Problem. All entries must be repeated exactly; do not include the pictures.

(Some records)

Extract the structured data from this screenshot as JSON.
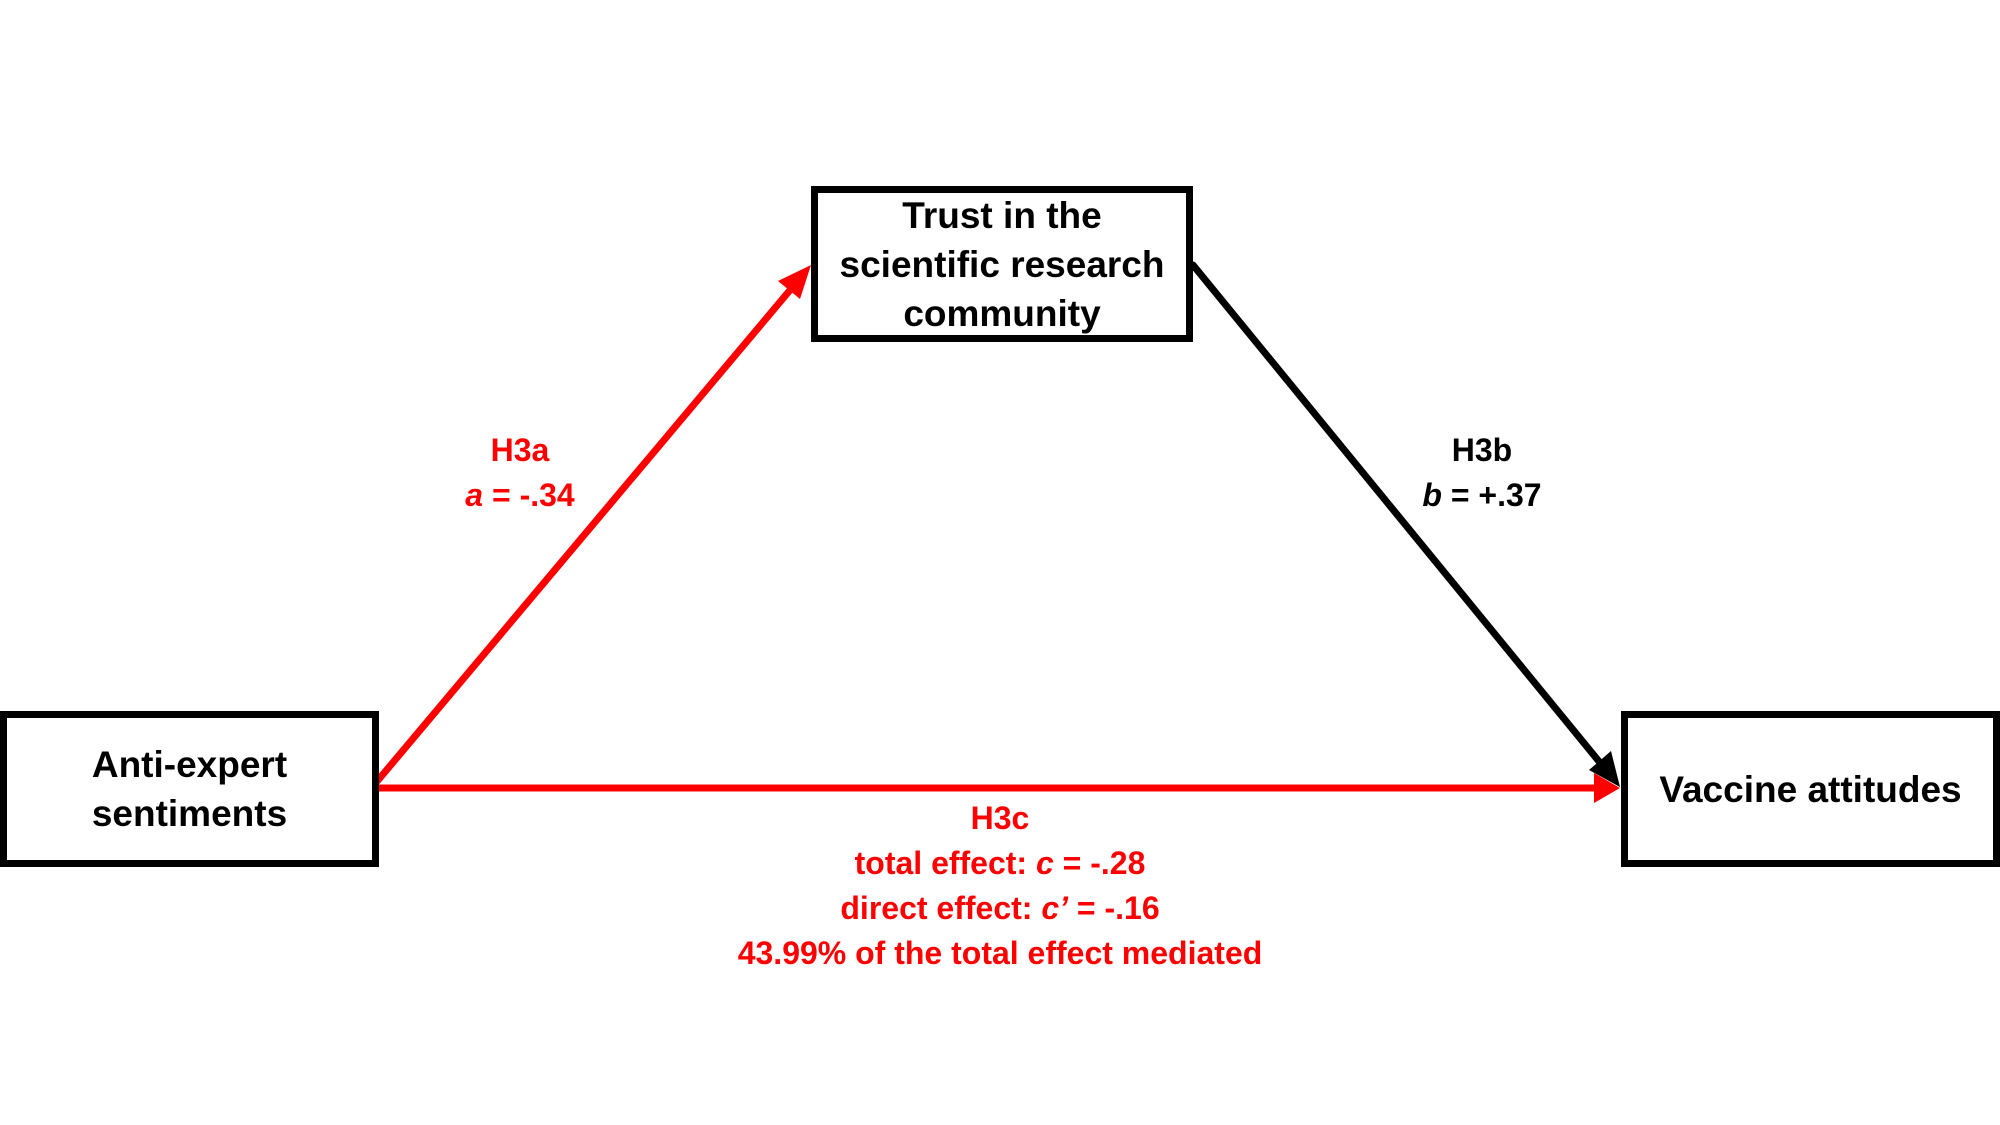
{
  "colors": {
    "highlight": "#ff0000",
    "default": "#000000"
  },
  "nodes": {
    "mediator": {
      "line1": "Trust in the",
      "line2": "scientific research",
      "line3": "community"
    },
    "predictor": {
      "line1": "Anti-expert",
      "line2": "sentiments"
    },
    "outcome": {
      "line1": "Vaccine attitudes"
    }
  },
  "paths": {
    "h3a": {
      "name": "H3a",
      "coef_symbol": "a",
      "coef_rest": " = -.34",
      "color": "#ff0000"
    },
    "h3b": {
      "name": "H3b",
      "coef_symbol": "b",
      "coef_rest": " = +.37",
      "color": "#000000"
    },
    "h3c": {
      "name": "H3c",
      "total_prefix": "total effect: ",
      "total_symbol": "c",
      "total_rest": " = -.28",
      "direct_prefix": "direct effect: ",
      "direct_symbol": "c’",
      "direct_rest": " = -.16",
      "mediated": "43.99% of the total effect mediated",
      "color": "#ff0000"
    }
  }
}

Exercise result.
Extract the structured data from this screenshot as JSON.
{
  "colors": {
    "highlight": "#ff0000",
    "default": "#000000"
  },
  "nodes": {
    "mediator": {
      "line1": "Trust in the",
      "line2": "scientific research",
      "line3": "community"
    },
    "predictor": {
      "line1": "Anti-expert",
      "line2": "sentiments"
    },
    "outcome": {
      "line1": "Vaccine attitudes"
    }
  },
  "paths": {
    "h3a": {
      "name": "H3a",
      "coef_symbol": "a",
      "coef_rest": " = -.34",
      "color": "#ff0000"
    },
    "h3b": {
      "name": "H3b",
      "coef_symbol": "b",
      "coef_rest": " = +.37",
      "color": "#000000"
    },
    "h3c": {
      "name": "H3c",
      "total_prefix": "total effect: ",
      "total_symbol": "c",
      "total_rest": " = -.28",
      "direct_prefix": "direct effect: ",
      "direct_symbol": "c’",
      "direct_rest": " = -.16",
      "mediated": "43.99% of the total effect mediated",
      "color": "#ff0000"
    }
  }
}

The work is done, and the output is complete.